→ Stated task: Comb through the entries for "JSON" and pull out each line that holds it.

→ Exercise data:
==*==
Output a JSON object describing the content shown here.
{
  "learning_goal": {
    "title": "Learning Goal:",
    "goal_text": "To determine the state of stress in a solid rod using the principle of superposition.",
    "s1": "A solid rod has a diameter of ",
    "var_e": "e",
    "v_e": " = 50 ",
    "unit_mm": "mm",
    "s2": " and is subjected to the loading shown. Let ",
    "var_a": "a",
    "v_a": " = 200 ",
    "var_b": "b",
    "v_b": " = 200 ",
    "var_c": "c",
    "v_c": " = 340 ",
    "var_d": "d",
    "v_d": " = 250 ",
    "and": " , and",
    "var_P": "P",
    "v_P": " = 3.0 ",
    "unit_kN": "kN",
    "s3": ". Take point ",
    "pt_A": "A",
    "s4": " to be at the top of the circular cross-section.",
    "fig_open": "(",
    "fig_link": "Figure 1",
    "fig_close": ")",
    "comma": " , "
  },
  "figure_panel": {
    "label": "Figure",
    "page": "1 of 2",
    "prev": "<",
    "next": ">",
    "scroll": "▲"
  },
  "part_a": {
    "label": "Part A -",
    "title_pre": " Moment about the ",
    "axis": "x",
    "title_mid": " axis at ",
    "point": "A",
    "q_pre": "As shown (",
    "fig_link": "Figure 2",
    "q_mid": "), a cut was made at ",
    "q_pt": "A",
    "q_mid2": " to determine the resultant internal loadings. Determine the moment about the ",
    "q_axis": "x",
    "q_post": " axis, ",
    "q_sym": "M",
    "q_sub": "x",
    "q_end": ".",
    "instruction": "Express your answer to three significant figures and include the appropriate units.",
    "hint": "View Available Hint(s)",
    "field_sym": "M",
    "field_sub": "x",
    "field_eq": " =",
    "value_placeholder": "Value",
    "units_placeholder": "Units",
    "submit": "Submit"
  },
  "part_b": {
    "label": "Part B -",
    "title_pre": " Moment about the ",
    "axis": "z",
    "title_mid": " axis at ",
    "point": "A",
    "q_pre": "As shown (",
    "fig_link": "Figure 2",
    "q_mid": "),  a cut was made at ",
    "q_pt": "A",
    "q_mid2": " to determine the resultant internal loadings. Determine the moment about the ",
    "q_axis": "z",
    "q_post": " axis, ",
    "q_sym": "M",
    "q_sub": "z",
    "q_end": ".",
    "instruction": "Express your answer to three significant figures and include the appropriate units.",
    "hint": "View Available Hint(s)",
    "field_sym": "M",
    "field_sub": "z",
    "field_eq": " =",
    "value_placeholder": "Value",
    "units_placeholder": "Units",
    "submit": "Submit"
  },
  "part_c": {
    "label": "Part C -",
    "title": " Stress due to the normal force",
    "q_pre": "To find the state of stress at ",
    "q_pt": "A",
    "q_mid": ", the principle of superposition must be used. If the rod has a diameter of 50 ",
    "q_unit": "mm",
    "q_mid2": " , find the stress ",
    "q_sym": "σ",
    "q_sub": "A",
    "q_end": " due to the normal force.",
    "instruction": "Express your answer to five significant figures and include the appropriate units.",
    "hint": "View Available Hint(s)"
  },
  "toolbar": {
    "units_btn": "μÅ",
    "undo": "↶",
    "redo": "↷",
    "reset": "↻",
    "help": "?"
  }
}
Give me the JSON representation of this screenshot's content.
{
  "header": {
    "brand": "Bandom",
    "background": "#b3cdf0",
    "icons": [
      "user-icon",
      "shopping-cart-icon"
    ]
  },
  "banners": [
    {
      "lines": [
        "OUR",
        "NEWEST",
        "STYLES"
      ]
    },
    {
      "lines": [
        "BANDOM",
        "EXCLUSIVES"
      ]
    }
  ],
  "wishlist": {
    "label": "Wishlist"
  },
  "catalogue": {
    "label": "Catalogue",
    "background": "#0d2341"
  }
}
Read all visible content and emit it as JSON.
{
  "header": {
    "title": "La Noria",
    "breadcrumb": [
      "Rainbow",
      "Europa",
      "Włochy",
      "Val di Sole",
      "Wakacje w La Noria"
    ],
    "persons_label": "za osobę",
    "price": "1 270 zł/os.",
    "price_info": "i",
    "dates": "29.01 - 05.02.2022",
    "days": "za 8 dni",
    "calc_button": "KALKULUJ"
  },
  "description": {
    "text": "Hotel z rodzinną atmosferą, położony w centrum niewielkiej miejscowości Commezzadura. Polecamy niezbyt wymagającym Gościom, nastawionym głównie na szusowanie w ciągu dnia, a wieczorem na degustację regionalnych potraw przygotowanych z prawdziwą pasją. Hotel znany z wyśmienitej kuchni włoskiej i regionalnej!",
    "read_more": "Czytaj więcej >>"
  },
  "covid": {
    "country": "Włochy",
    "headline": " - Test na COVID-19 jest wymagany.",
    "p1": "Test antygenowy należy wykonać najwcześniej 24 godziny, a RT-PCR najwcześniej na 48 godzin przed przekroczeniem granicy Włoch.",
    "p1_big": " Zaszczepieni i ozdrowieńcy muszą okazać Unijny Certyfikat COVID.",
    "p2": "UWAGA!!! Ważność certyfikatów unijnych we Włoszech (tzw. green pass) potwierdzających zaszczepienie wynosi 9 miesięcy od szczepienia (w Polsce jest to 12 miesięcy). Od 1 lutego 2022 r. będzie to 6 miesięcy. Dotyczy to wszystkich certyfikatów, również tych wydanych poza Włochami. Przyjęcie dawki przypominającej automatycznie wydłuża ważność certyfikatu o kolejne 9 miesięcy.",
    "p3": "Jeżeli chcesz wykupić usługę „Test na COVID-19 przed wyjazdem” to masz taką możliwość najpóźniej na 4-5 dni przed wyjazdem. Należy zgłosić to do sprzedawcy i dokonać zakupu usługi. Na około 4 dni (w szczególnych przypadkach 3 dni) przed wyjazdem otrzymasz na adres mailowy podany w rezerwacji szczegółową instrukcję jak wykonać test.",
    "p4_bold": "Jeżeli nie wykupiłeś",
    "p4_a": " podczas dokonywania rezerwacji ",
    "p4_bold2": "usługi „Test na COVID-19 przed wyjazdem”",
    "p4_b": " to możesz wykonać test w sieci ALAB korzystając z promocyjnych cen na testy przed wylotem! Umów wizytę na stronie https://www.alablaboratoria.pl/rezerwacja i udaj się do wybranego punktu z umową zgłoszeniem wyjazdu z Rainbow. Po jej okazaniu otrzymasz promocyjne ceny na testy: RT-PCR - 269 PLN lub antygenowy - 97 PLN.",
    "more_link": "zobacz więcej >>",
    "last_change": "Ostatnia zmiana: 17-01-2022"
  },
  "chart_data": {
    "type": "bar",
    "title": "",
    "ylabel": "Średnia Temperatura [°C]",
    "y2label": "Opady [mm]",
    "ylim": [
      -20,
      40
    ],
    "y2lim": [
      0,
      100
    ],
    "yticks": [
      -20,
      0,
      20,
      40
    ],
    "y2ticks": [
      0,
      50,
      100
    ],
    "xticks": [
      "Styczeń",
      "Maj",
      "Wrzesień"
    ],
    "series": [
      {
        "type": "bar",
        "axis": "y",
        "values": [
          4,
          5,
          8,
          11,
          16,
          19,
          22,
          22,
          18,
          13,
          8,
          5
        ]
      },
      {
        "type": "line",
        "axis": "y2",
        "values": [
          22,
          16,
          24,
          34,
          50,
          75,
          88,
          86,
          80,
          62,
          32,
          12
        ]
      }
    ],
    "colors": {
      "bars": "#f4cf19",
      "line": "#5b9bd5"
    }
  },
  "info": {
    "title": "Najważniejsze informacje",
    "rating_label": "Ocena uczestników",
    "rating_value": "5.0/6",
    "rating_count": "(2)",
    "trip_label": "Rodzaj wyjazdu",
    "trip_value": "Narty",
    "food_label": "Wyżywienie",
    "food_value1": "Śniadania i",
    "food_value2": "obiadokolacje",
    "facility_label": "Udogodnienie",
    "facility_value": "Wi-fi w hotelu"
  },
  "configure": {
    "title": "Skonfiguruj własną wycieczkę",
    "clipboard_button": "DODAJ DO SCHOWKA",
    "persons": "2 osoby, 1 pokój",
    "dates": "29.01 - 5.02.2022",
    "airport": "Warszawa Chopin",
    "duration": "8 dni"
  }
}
==*==
→ Response below:
Output a JSON object describing the content shown here.
Give me the JSON representation of this screenshot's content.
Read all visible content and emit it as JSON.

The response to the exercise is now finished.